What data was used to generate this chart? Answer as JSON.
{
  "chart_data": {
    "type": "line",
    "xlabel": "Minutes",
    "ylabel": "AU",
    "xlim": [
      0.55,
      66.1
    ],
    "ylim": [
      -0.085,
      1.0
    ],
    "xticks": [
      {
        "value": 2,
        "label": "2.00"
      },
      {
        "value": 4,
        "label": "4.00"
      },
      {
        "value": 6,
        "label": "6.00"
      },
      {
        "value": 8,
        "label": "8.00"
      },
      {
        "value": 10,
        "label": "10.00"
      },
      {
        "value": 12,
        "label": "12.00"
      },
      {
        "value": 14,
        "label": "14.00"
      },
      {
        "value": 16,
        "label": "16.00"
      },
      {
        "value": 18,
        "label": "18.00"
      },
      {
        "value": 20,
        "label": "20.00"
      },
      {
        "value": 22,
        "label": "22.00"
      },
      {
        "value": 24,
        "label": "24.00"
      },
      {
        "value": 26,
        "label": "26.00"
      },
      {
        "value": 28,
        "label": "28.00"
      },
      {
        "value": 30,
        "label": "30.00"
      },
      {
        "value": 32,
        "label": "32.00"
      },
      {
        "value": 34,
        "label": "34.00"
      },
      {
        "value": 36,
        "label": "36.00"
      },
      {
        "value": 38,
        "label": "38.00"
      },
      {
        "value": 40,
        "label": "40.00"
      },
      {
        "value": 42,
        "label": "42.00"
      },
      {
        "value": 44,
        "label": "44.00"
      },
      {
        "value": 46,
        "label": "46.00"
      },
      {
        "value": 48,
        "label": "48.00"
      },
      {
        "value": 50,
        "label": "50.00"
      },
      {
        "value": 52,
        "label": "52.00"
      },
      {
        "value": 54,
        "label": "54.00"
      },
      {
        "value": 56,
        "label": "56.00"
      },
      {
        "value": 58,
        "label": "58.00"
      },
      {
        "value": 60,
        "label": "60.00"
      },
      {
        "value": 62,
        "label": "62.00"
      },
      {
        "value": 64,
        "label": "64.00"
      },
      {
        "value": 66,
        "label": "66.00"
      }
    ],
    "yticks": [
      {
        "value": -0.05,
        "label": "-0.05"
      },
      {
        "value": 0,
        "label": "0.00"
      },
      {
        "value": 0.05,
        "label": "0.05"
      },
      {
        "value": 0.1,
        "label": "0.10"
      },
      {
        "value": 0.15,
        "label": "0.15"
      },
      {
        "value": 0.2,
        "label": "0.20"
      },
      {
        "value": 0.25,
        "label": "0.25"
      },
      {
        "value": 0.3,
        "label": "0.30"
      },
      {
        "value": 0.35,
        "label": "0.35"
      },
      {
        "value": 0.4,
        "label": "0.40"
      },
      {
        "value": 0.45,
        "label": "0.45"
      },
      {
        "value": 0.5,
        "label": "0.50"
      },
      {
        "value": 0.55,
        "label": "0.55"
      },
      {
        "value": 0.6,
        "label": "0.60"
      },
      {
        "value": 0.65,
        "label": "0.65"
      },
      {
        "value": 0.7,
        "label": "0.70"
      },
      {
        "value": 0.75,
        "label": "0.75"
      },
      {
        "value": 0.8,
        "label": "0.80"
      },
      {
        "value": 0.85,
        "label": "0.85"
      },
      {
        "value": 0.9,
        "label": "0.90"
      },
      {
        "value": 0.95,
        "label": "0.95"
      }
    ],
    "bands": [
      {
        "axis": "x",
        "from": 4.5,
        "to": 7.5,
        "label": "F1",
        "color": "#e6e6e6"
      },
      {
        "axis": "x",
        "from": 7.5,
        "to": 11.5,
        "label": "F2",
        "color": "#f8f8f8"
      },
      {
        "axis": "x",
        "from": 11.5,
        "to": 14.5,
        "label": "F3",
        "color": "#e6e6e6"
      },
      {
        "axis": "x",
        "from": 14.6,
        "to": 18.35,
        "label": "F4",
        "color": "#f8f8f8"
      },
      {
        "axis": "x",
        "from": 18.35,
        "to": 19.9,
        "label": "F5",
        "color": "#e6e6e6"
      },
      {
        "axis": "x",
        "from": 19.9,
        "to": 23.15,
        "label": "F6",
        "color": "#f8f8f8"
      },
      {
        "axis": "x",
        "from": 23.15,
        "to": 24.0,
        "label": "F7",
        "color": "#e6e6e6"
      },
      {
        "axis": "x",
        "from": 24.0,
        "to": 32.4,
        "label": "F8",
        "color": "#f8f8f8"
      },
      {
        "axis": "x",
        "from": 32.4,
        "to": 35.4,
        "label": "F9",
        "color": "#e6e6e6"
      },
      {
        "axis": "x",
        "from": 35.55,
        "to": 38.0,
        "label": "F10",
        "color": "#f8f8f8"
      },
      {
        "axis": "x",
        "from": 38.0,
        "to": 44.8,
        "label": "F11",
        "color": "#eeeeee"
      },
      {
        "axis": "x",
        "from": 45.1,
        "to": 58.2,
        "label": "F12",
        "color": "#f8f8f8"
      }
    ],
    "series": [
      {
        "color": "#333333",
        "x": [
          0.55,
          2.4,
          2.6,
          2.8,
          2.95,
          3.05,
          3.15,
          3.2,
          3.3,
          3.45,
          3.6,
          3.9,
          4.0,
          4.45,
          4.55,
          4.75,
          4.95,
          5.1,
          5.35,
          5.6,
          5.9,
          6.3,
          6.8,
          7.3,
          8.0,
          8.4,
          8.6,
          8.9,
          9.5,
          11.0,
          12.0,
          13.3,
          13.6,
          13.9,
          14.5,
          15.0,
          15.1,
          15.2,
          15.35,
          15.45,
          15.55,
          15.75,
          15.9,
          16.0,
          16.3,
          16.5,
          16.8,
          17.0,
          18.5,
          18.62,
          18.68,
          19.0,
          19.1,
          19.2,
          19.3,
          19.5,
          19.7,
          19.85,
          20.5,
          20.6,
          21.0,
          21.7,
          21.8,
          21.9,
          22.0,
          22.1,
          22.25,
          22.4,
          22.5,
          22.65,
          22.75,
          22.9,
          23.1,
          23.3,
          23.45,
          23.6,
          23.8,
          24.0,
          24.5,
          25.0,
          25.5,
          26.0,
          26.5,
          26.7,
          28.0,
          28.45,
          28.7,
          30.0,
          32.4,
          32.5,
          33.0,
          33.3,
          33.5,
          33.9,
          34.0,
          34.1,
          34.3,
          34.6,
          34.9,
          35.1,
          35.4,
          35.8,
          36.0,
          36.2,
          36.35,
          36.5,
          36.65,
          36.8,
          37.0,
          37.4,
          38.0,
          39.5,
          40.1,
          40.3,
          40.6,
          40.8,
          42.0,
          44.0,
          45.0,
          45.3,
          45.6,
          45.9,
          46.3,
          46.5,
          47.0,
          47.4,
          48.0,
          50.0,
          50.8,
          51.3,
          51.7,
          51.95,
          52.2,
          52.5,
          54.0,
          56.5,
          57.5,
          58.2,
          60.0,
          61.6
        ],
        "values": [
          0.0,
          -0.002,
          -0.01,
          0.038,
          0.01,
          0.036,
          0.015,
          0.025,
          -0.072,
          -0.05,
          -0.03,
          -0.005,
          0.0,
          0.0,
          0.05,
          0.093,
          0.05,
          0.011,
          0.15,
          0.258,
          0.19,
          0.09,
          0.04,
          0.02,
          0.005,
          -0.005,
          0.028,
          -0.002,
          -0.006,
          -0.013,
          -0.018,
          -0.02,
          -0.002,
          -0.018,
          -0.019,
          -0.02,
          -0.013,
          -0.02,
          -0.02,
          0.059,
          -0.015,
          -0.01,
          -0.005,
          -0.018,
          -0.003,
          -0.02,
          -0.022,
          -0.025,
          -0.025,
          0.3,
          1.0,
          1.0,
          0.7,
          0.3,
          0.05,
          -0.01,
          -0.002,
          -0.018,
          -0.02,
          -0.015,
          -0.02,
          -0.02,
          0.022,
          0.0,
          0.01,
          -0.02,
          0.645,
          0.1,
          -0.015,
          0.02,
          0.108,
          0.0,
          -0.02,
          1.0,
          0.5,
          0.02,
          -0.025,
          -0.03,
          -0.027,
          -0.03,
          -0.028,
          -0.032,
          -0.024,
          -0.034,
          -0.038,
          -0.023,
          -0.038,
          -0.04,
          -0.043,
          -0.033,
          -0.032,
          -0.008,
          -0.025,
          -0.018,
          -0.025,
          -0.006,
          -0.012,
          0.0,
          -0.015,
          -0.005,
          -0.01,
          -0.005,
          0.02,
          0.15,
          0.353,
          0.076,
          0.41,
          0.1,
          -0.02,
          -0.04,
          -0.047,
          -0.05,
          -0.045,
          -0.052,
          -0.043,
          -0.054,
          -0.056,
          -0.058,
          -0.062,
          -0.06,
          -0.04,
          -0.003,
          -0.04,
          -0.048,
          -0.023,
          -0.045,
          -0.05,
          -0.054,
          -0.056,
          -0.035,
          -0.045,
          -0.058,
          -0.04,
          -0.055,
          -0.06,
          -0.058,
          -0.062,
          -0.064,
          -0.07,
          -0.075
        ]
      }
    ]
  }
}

══════════

YOUR INSTRUCTIONS:
Look for the word "from" in every line of the listing and copy the lines that have it.

SOLVED PROBLEM:
        "from": 4.5,
        "from": 7.5,
        "from": 11.5,
        "from": 14.6,
        "from": 18.35,
        "from": 19.9,
        "from": 23.15,
        "from": 24.0,
        "from": 32.4,
        "from": 35.55,
        "from": 38.0,
        "from": 45.1,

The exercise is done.